» **What needs to be done**:
Collect every line that includes the string "JSON".

Records from a data collection
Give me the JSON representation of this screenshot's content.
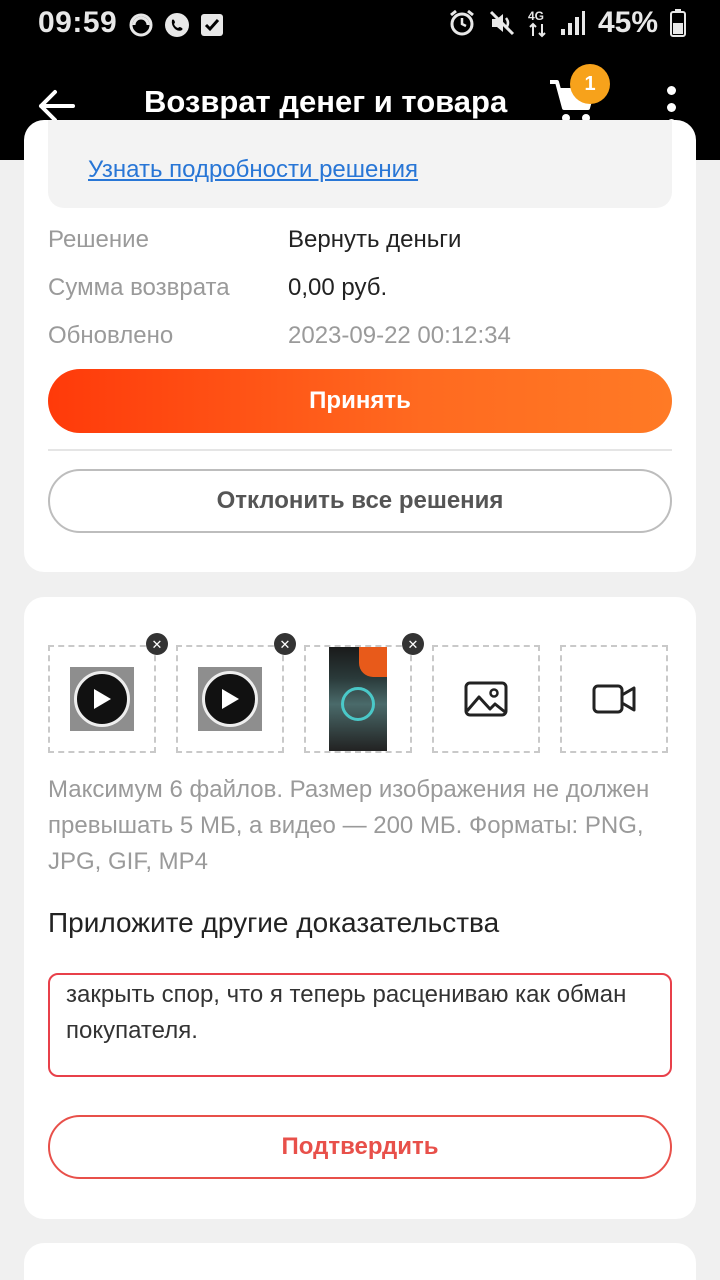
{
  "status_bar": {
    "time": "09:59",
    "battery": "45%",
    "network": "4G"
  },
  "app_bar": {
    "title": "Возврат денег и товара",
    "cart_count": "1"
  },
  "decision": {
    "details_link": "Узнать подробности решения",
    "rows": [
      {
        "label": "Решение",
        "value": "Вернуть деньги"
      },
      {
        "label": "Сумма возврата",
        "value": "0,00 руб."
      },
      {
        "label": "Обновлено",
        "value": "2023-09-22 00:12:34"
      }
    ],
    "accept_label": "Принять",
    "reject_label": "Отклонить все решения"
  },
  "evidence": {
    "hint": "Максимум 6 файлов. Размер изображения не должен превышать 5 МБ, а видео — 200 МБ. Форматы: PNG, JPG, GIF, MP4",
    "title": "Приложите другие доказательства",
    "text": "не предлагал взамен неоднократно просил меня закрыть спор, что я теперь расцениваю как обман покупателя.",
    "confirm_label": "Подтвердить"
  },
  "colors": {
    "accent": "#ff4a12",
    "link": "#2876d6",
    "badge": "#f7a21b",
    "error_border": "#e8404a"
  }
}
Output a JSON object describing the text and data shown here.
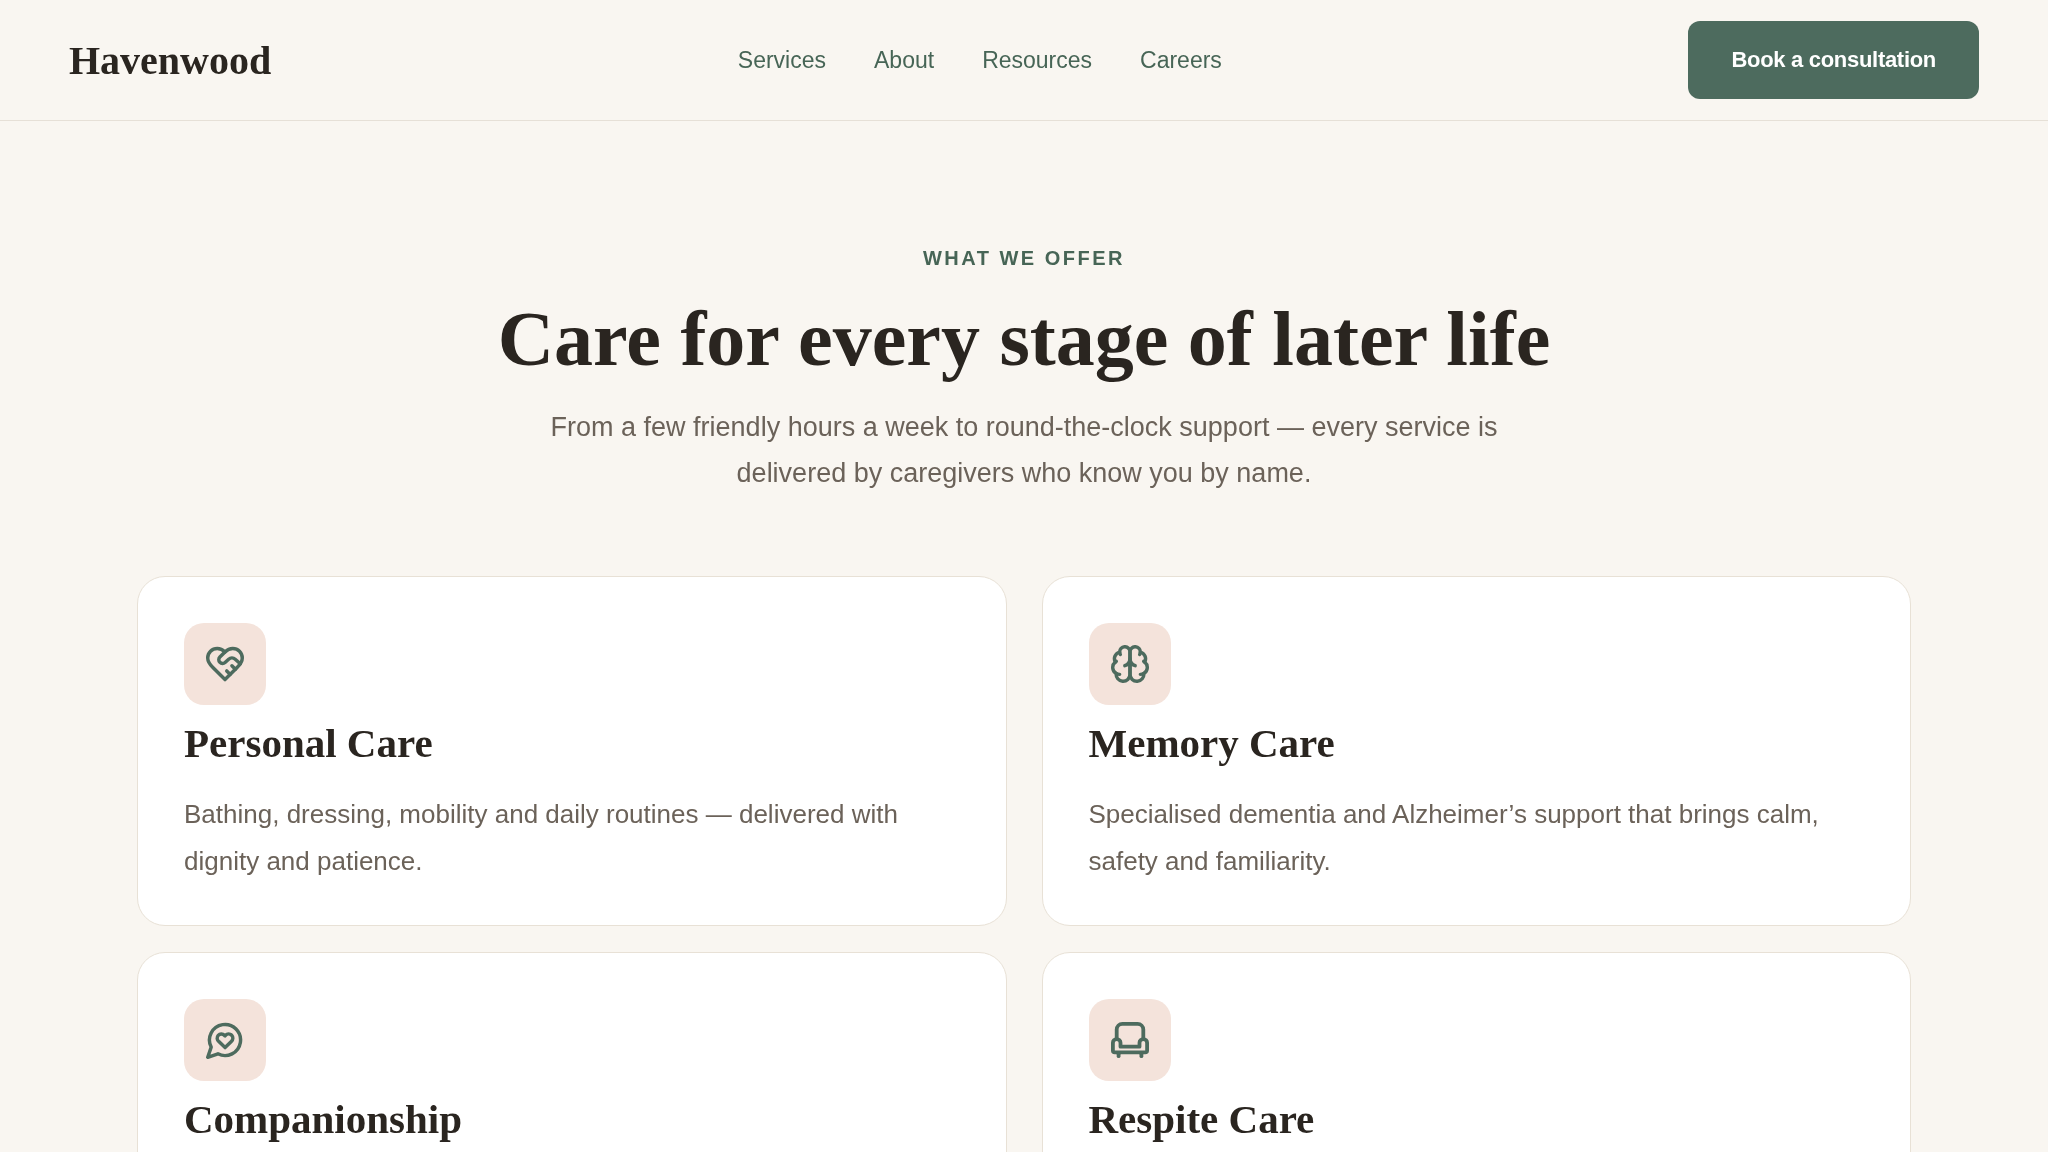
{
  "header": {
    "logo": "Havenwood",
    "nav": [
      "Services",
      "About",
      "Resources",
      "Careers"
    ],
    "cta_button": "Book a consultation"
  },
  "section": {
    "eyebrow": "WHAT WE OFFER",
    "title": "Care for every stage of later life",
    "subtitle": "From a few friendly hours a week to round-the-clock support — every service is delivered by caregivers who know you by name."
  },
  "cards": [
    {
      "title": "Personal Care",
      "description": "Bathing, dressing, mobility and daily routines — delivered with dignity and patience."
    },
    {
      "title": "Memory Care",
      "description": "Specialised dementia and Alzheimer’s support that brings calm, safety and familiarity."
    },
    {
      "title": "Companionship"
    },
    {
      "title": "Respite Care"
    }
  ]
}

» **Exercise solution**:
Give me the JSON representation of this screenshot's content.
Output a JSON object describing the text and data shown here.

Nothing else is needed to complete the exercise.